- Task requirements -
Show every line of the records below that contains the word "thuế".

(Extracted data entries)
* begin *

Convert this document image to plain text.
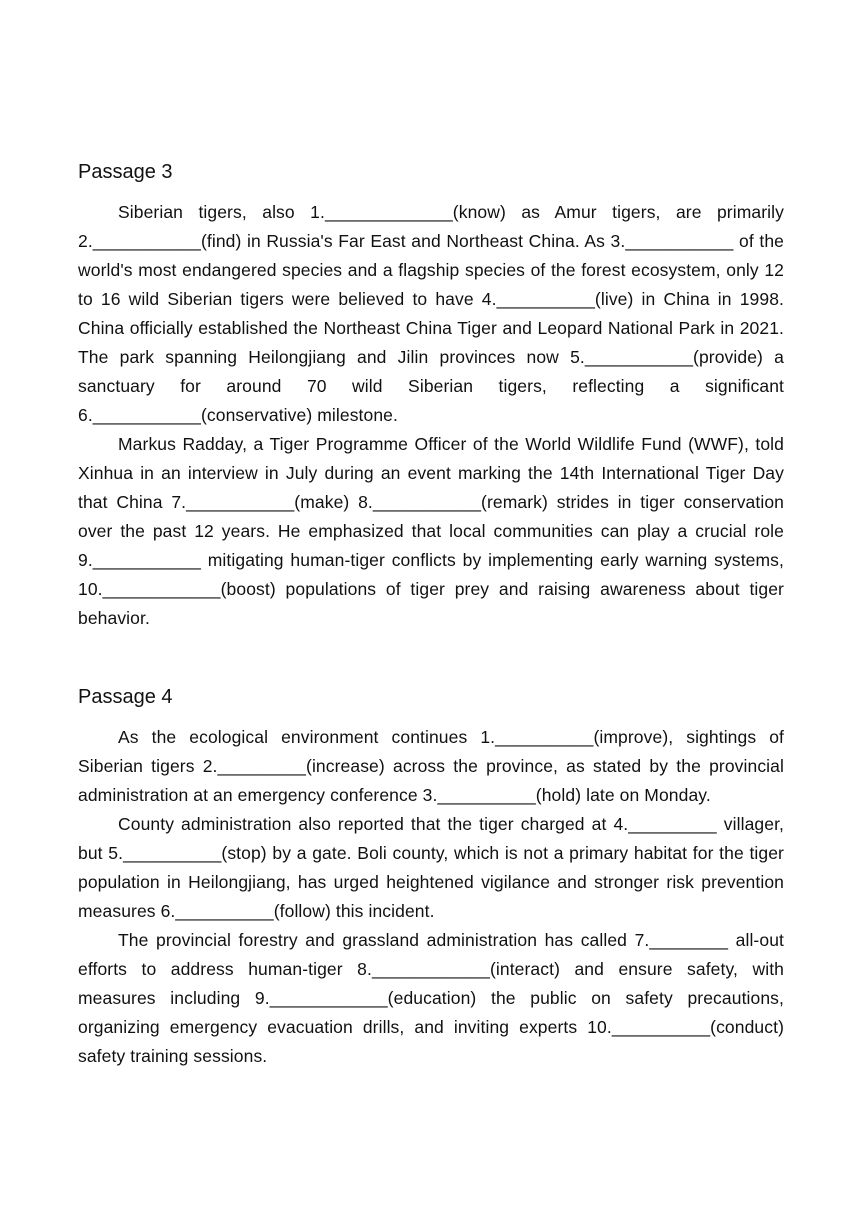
Passage 3

Siberian tigers, also 1._____________(know) as Amur tigers, are primarily 2.___________(find) in Russia's Far East and Northeast China. As 3.___________ of the world's most endangered species and a flagship species of the forest ecosystem, only 12 to 16 wild Siberian tigers were believed to have 4.__________(live) in China in 1998. China officially established the Northeast China Tiger and Leopard National Park in 2021. The park spanning Heilongjiang and Jilin provinces now 5.___________(provide) a sanctuary for around 70 wild Siberian tigers, reflecting a significant 6.___________(conservative) milestone.

Markus Radday, a Tiger Programme Officer of the World Wildlife Fund (WWF), told Xinhua in an interview in July during an event marking the 14th International Tiger Day that China 7.___________(make) 8.___________(remark) strides in tiger conservation over the past 12 years. He emphasized that local communities can play a crucial role 9.___________ mitigating human-tiger conflicts by implementing early warning systems, 10.____________(boost) populations of tiger prey and raising awareness about tiger behavior.

Passage 4

As the ecological environment continues 1.__________(improve), sightings of Siberian tigers 2._________(increase) across the province, as stated by the provincial administration at an emergency conference 3.__________(hold) late on Monday.

County administration also reported that the tiger charged at 4._________ villager, but 5.__________(stop) by a gate. Boli county, which is not a primary habitat for the tiger population in Heilongjiang, has urged heightened vigilance and stronger risk prevention measures 6.__________(follow) this incident.

The provincial forestry and grassland administration has called 7.________ all-out efforts to address human-tiger 8.____________(interact) and ensure safety, with measures including 9.____________(education) the public on safety precautions, organizing emergency evacuation drills, and inviting experts 10.__________(conduct) safety training sessions.
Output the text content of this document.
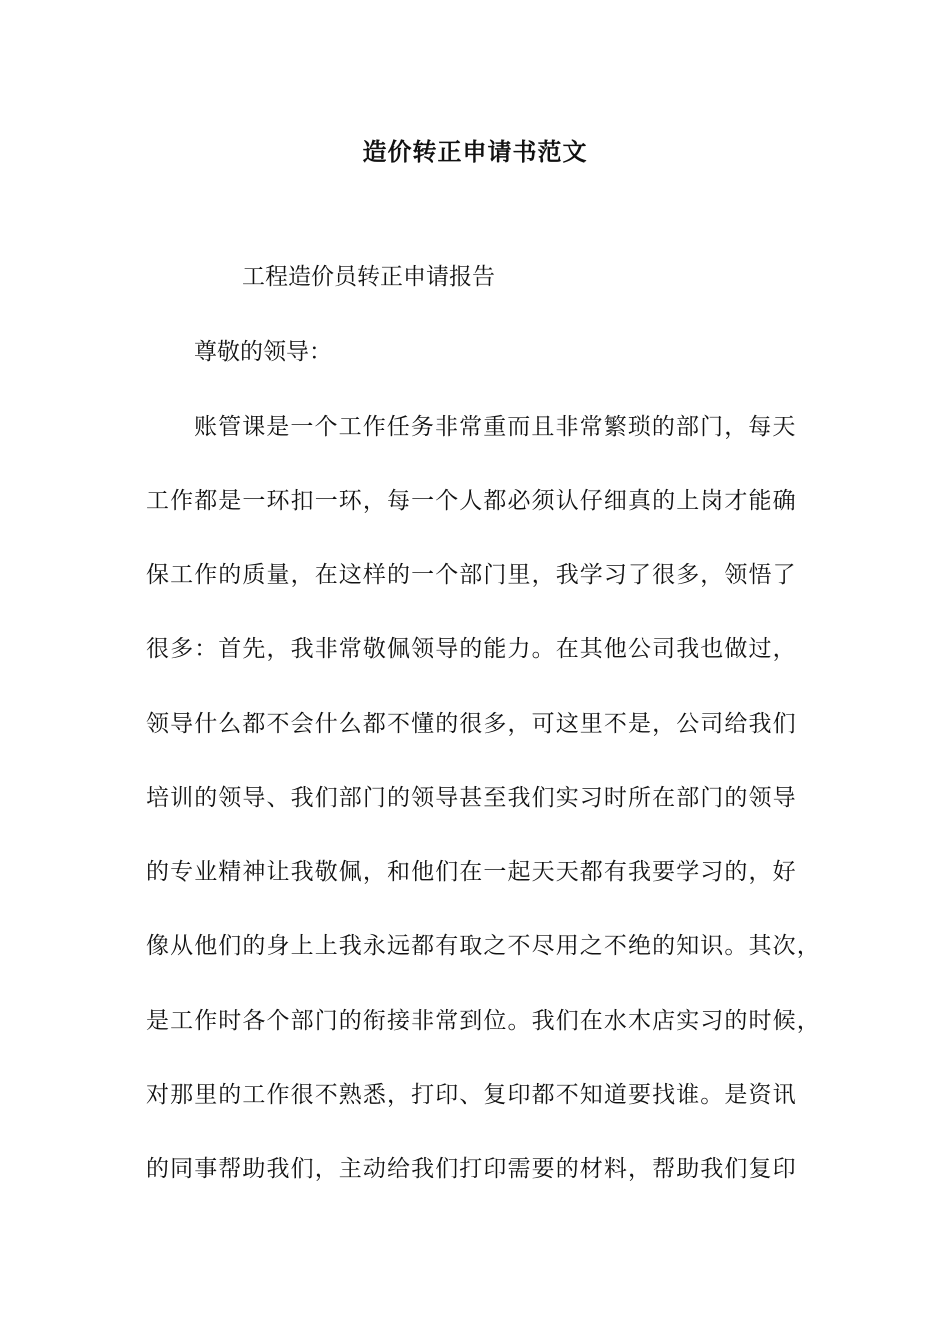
造价转正申请书范文
工程造价员转正申请报告
尊敬的领导：
账管课是一个工作任务非常重而且非常繁琐的部门，每天
工作都是一环扣一环，每一个人都必须认仔细真的上岗才能确
保工作的质量，在这样的一个部门里，我学习了很多，领悟了
很多：首先，我非常敬佩领导的能力。在其他公司我也做过，
领导什么都不会什么都不懂的很多，可这里不是，公司给我们
培训的领导、我们部门的领导甚至我们实习时所在部门的领导
的专业精神让我敬佩，和他们在一起天天都有我要学习的，好
像从他们的身上上我永远都有取之不尽用之不绝的知识。其次，
是工作时各个部门的衔接非常到位。我们在水木店实习的时候，
对那里的工作很不熟悉，打印、复印都不知道要找谁。是资讯
的同事帮助我们，主动给我们打印需要的材料，帮助我们复印
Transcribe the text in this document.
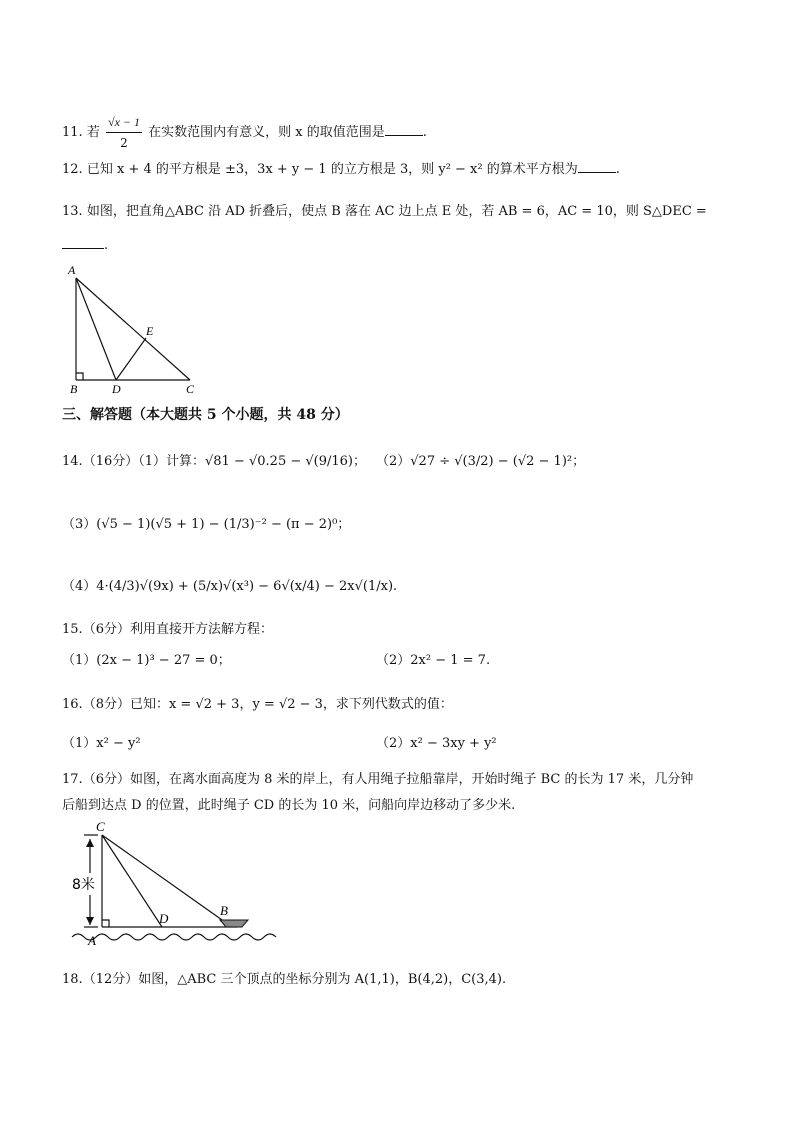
11. 若 $\frac{√x - 1}{2}$ 在实数范围内有意义，则 x 的取值范围是	.
12. 已知 x + 4 的平方根是 ±3，3x + y − 1 的立方根是 3，则 y² − x² 的算术平方根为	.
13. 如图，把直角△ABC 沿 AD 折叠后，使点 B 落在 AC 边上点 E 处，若 AB = 6，AC = 10，则 S△DEC =
.
A
E
B	D	C
三、解答题（本大题共 5 个小题，共 48 分）
14.（16分）（1）计算：√81 − √0.25 − √(9/16)； （2）√27 ÷ √(3/2) − (√2 − 1)²；
（3）(√5 − 1)(√5 + 1) − (1/3)⁻² − (π − 2)⁰；
（4）4·(4/3)√(9x) + (5/x)√(x³) − 6√(x/4) − 2x√(1/x).
15.（6分）利用直接开方法解方程：
（1）(2x − 1)³ − 27 = 0；	（2）2x² − 1 = 7.
16.（8分）已知：x = √2 + 3，y = √2 − 3，求下列代数式的值：
（1）x² − y²	（2）x² − 3xy + y²
17.（6分）如图，在离水面高度为 8 米的岸上，有人用绳子拉船靠岸，开始时绳子 BC 的长为 17 米，几分钟
后船到达点 D 的位置，此时绳子 CD 的长为 10 米，问船向岸边移动了多少米.
8米
C
D
B
A
18.（12分）如图，△ABC 三个顶点的坐标分别为 A(1,1)，B(4,2)，C(3,4).
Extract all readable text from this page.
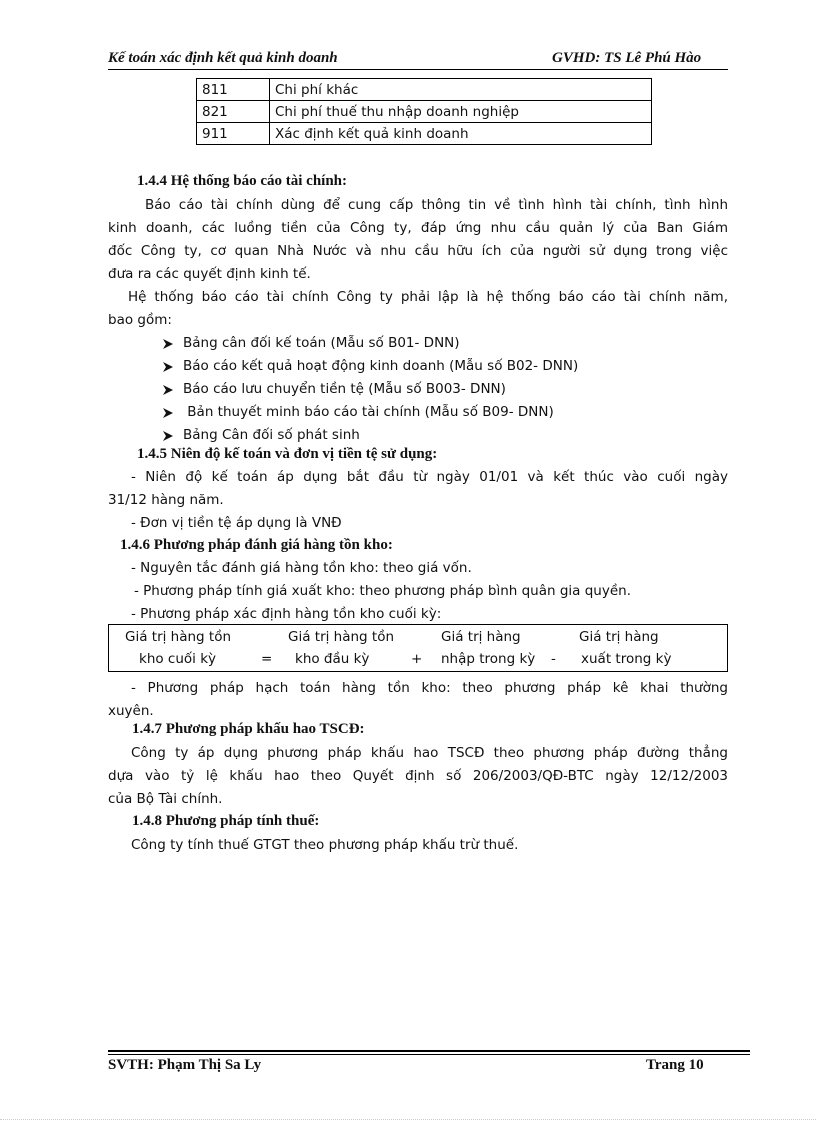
Kế toán xác định kết quả kinh doanh	GVHD: TS Lê Phú Hào
811	Chi phí khác
821	Chi phí thuế thu nhập doanh nghiệp
911	Xác định kết quả kinh doanh
1.4.4 Hệ thống báo cáo tài chính:
Báo cáo tài chính dùng để cung cấp thông tin về tình hình tài chính, tình hình
kinh doanh, các luồng tiền của Công ty, đáp ứng nhu cầu quản lý của Ban Giám
đốc Công ty, cơ quan Nhà Nước và nhu cầu hữu ích của người sử dụng trong việc
đưa ra các quyết định kinh tế.
Hệ thống báo cáo tài chính Công ty phải lập là hệ thống báo cáo tài chính năm,
bao gồm:
Bảng cân đối kế toán (Mẫu số B01- DNN)
Báo cáo kết quả hoạt động kinh doanh (Mẫu số B02- DNN)
Báo cáo lưu chuyển tiền tệ (Mẫu số B003- DNN)
Bản thuyết minh báo cáo tài chính (Mẫu số B09- DNN)
Bảng Cân đối số phát sinh
1.4.5 Niên độ kế toán và đơn vị tiền tệ sử dụng:
- Niên độ kế toán áp dụng bắt đầu từ ngày 01/01 và kết thúc vào cuối ngày
31/12 hàng năm.
- Đơn vị tiền tệ áp dụng là VNĐ
1.4.6 Phương pháp đánh giá hàng tồn kho:
- Nguyên tắc đánh giá hàng tồn kho: theo giá vốn.
- Phương pháp tính giá xuất kho: theo phương pháp bình quân gia quyền.
- Phương pháp xác định hàng tồn kho cuối kỳ:
Giá trị hàng tồn
kho cuối kỳ	=
Giá trị hàng tồn
kho đầu kỳ	+
Giá trị hàng
nhập trong kỳ -
Giá trị hàng
xuất trong kỳ
- Phương pháp hạch toán hàng tồn kho: theo phương pháp kê khai thường
xuyên.
1.4.7 Phương pháp khấu hao TSCĐ:
Công ty áp dụng phương pháp khấu hao TSCĐ theo phương pháp đường thẳng
dựa vào tỷ lệ khấu hao theo Quyết định số 206/2003/QĐ-BTC ngày 12/12/2003
của Bộ Tài chính.
1.4.8 Phương pháp tính thuế:
Công ty tính thuế GTGT theo phương pháp khấu trừ thuế.
SVTH: Phạm Thị Sa Ly	Trang 10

* end *

- Answer to the task -
821	Chi phí thuế thu nhập doanh nghiệp
1.4.8 Phương pháp tính thuế:
Công ty tính thuế GTGT theo phương pháp khấu trừ thuế.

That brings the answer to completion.